■ WORK TO COMPLETE
Could you transcribe every record below exactly as written, leaving out any pictures?

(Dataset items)
== == ==

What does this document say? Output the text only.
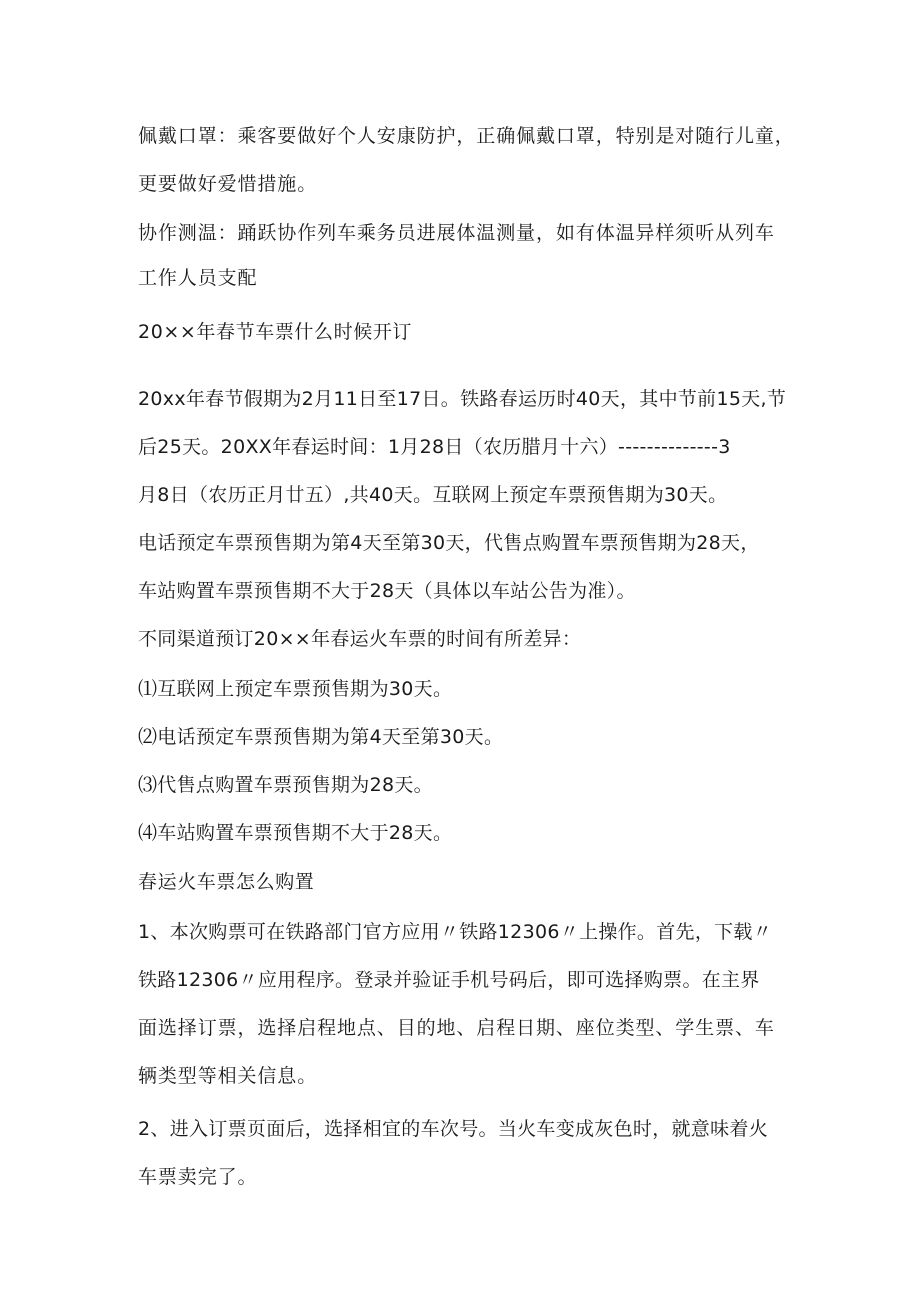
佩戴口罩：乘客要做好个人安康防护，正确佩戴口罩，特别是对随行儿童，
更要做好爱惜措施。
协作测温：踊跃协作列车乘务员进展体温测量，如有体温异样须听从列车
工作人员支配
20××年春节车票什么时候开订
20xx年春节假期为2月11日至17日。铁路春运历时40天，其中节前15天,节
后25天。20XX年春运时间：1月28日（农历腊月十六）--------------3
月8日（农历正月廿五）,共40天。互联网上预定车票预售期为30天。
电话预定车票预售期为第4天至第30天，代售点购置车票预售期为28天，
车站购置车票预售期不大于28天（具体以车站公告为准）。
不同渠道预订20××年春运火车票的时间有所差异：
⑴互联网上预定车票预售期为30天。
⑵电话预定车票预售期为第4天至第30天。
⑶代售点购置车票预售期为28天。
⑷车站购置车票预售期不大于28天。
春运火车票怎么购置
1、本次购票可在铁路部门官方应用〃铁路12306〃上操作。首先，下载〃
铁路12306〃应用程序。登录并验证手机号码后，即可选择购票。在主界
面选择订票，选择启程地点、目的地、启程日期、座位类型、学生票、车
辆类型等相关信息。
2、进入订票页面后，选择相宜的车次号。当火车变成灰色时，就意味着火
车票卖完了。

== == ==

■ THE SOLUTION
What does this document say? Output the text only.
佩戴口罩：乘客要做好个人安康防护，正确佩戴口罩，特别是对随行儿童，
更要做好爱惜措施。
协作测温：踊跃协作列车乘务员进展体温测量，如有体温异样须听从列车
工作人员支配
20××年春节车票什么时候开订
20xx年春节假期为2月11日至17日。铁路春运历时40天，其中节前15天,节
后25天。20XX年春运时间：1月28日（农历腊月十六）--------------3
月8日（农历正月廿五）,共40天。互联网上预定车票预售期为30天。
电话预定车票预售期为第4天至第30天，代售点购置车票预售期为28天，
车站购置车票预售期不大于28天（具体以车站公告为准）。
不同渠道预订20××年春运火车票的时间有所差异：
⑴互联网上预定车票预售期为30天。
⑵电话预定车票预售期为第4天至第30天。
⑶代售点购置车票预售期为28天。
⑷车站购置车票预售期不大于28天。
春运火车票怎么购置
1、本次购票可在铁路部门官方应用〃铁路12306〃上操作。首先，下载〃
铁路12306〃应用程序。登录并验证手机号码后，即可选择购票。在主界
面选择订票，选择启程地点、目的地、启程日期、座位类型、学生票、车
辆类型等相关信息。
2、进入订票页面后，选择相宜的车次号。当火车变成灰色时，就意味着火
车票卖完了。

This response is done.